Transcribe the listing that follows in full, omitting pictures.

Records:
──────

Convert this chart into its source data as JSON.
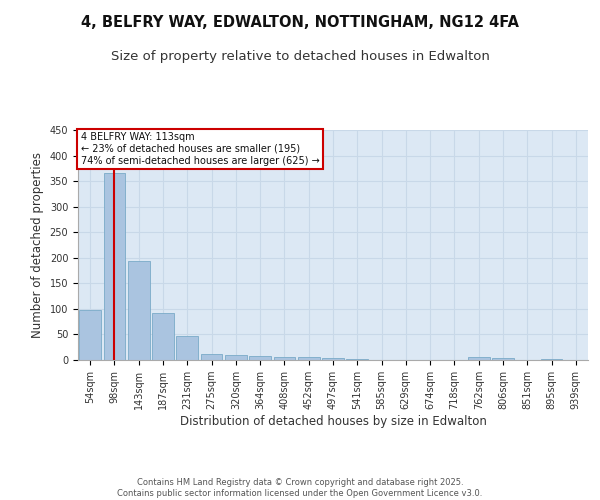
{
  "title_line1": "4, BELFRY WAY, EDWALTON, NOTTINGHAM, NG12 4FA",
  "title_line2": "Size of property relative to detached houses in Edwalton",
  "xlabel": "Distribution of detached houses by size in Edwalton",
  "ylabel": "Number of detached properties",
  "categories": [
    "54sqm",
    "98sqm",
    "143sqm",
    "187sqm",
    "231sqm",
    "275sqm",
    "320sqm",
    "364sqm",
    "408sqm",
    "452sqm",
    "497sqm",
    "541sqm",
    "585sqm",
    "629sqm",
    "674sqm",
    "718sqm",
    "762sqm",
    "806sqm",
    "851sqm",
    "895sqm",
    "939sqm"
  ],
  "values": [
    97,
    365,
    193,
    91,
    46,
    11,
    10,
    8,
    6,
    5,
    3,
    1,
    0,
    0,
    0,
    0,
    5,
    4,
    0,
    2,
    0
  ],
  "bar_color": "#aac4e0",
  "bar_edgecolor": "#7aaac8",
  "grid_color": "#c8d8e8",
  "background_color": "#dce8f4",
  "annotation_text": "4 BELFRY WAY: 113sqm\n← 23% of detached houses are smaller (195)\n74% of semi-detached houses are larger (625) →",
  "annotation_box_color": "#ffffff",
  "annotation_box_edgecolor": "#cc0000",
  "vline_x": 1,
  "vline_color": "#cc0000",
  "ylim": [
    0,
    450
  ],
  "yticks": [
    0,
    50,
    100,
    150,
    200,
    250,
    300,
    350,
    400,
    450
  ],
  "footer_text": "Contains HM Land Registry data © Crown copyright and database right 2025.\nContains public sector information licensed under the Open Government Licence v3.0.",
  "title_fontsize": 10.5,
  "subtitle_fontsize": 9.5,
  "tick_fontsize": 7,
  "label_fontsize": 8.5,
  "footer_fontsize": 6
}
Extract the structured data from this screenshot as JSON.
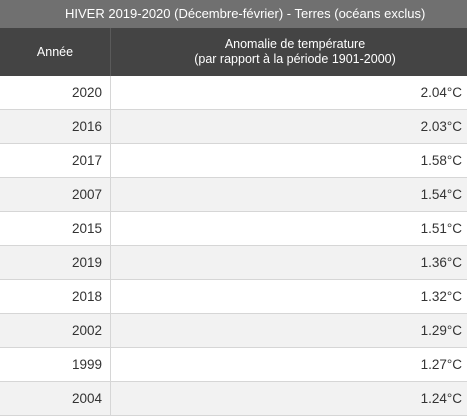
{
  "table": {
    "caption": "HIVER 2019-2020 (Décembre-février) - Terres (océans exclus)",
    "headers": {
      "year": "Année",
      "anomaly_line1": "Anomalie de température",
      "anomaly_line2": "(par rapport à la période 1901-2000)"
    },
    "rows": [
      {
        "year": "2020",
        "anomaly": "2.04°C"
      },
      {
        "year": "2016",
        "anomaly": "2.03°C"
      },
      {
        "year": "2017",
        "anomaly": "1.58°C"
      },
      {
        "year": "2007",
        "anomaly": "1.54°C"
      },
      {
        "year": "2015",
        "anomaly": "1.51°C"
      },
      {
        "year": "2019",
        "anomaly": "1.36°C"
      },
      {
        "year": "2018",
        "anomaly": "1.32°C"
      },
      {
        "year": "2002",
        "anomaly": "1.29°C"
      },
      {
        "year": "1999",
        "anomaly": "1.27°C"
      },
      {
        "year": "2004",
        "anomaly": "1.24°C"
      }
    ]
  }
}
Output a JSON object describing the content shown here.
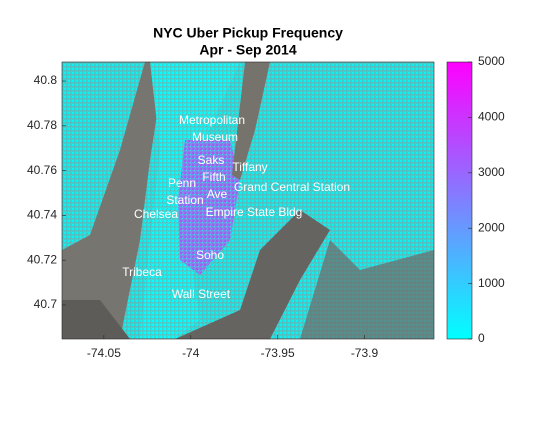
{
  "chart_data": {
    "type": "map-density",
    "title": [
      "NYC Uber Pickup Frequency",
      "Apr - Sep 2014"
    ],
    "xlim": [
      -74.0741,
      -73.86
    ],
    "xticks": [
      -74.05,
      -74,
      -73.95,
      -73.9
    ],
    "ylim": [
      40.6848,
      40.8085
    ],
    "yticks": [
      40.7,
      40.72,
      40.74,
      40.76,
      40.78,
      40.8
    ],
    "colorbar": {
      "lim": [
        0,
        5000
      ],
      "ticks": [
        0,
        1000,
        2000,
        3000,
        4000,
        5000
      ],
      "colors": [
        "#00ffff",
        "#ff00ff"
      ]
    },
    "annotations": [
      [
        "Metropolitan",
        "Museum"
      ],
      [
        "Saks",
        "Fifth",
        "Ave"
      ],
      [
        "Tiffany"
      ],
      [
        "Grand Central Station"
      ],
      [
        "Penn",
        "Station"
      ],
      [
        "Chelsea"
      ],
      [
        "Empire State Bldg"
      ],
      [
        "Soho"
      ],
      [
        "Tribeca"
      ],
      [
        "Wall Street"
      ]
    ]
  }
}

──────

* Full response:
Convert this chart into its source data as JSON.
{
  "title_line1": "4, BELFRY WAY, EDWALTON, NOTTINGHAM, NG12 4FA",
  "title_line2": "Size of property relative to detached houses in Edwalton",
  "xlabel": "Distribution of detached houses by size in Edwalton",
  "ylabel": "Number of detached properties",
  "categories": [
    "54sqm",
    "98sqm",
    "143sqm",
    "187sqm",
    "231sqm",
    "275sqm",
    "320sqm",
    "364sqm",
    "408sqm",
    "452sqm",
    "497sqm",
    "541sqm",
    "585sqm",
    "629sqm",
    "674sqm",
    "718sqm",
    "762sqm",
    "806sqm",
    "851sqm",
    "895sqm",
    "939sqm"
  ],
  "values": [
    97,
    365,
    193,
    91,
    46,
    11,
    10,
    8,
    6,
    5,
    3,
    1,
    0,
    0,
    0,
    0,
    5,
    4,
    0,
    2,
    0
  ],
  "bar_color": "#aac4e0",
  "bar_edgecolor": "#7aaac8",
  "grid_color": "#c8d8e8",
  "background_color": "#dce8f4",
  "annotation_text": "4 BELFRY WAY: 113sqm\n← 23% of detached houses are smaller (195)\n74% of semi-detached houses are larger (625) →",
  "annotation_box_color": "#ffffff",
  "annotation_box_edgecolor": "#cc0000",
  "vline_x": 1,
  "vline_color": "#cc0000",
  "ylim": [
    0,
    450
  ],
  "yticks": [
    0,
    50,
    100,
    150,
    200,
    250,
    300,
    350,
    400,
    450
  ],
  "footer_text": "Contains HM Land Registry data © Crown copyright and database right 2025.\nContains public sector information licensed under the Open Government Licence v3.0.",
  "title_fontsize": 10.5,
  "subtitle_fontsize": 9.5,
  "tick_fontsize": 7,
  "label_fontsize": 8.5,
  "footer_fontsize": 6
}
Extract the structured data from this screenshot as JSON.
{
  "table": {
    "caption": "HIVER 2019-2020 (Décembre-février) - Terres (océans exclus)",
    "headers": {
      "year": "Année",
      "anomaly_line1": "Anomalie de température",
      "anomaly_line2": "(par rapport à la période 1901-2000)"
    },
    "rows": [
      {
        "year": "2020",
        "anomaly": "2.04°C"
      },
      {
        "year": "2016",
        "anomaly": "2.03°C"
      },
      {
        "year": "2017",
        "anomaly": "1.58°C"
      },
      {
        "year": "2007",
        "anomaly": "1.54°C"
      },
      {
        "year": "2015",
        "anomaly": "1.51°C"
      },
      {
        "year": "2019",
        "anomaly": "1.36°C"
      },
      {
        "year": "2018",
        "anomaly": "1.32°C"
      },
      {
        "year": "2002",
        "anomaly": "1.29°C"
      },
      {
        "year": "1999",
        "anomaly": "1.27°C"
      },
      {
        "year": "2004",
        "anomaly": "1.24°C"
      }
    ]
  }
}
Output a JSON object describing the content shown here.
{
  "chart_data": {
    "type": "map-density",
    "title": [
      "NYC Uber Pickup Frequency",
      "Apr - Sep 2014"
    ],
    "xlim": [
      -74.0741,
      -73.86
    ],
    "xticks": [
      -74.05,
      -74,
      -73.95,
      -73.9
    ],
    "ylim": [
      40.6848,
      40.8085
    ],
    "yticks": [
      40.7,
      40.72,
      40.74,
      40.76,
      40.78,
      40.8
    ],
    "colorbar": {
      "lim": [
        0,
        5000
      ],
      "ticks": [
        0,
        1000,
        2000,
        3000,
        4000,
        5000
      ],
      "colors": [
        "#00ffff",
        "#ff00ff"
      ]
    },
    "annotations": [
      [
        "Metropolitan",
        "Museum"
      ],
      [
        "Saks",
        "Fifth",
        "Ave"
      ],
      [
        "Tiffany"
      ],
      [
        "Grand Central Station"
      ],
      [
        "Penn",
        "Station"
      ],
      [
        "Chelsea"
      ],
      [
        "Empire State Bldg"
      ],
      [
        "Soho"
      ],
      [
        "Tribeca"
      ],
      [
        "Wall Street"
      ]
    ]
  }
}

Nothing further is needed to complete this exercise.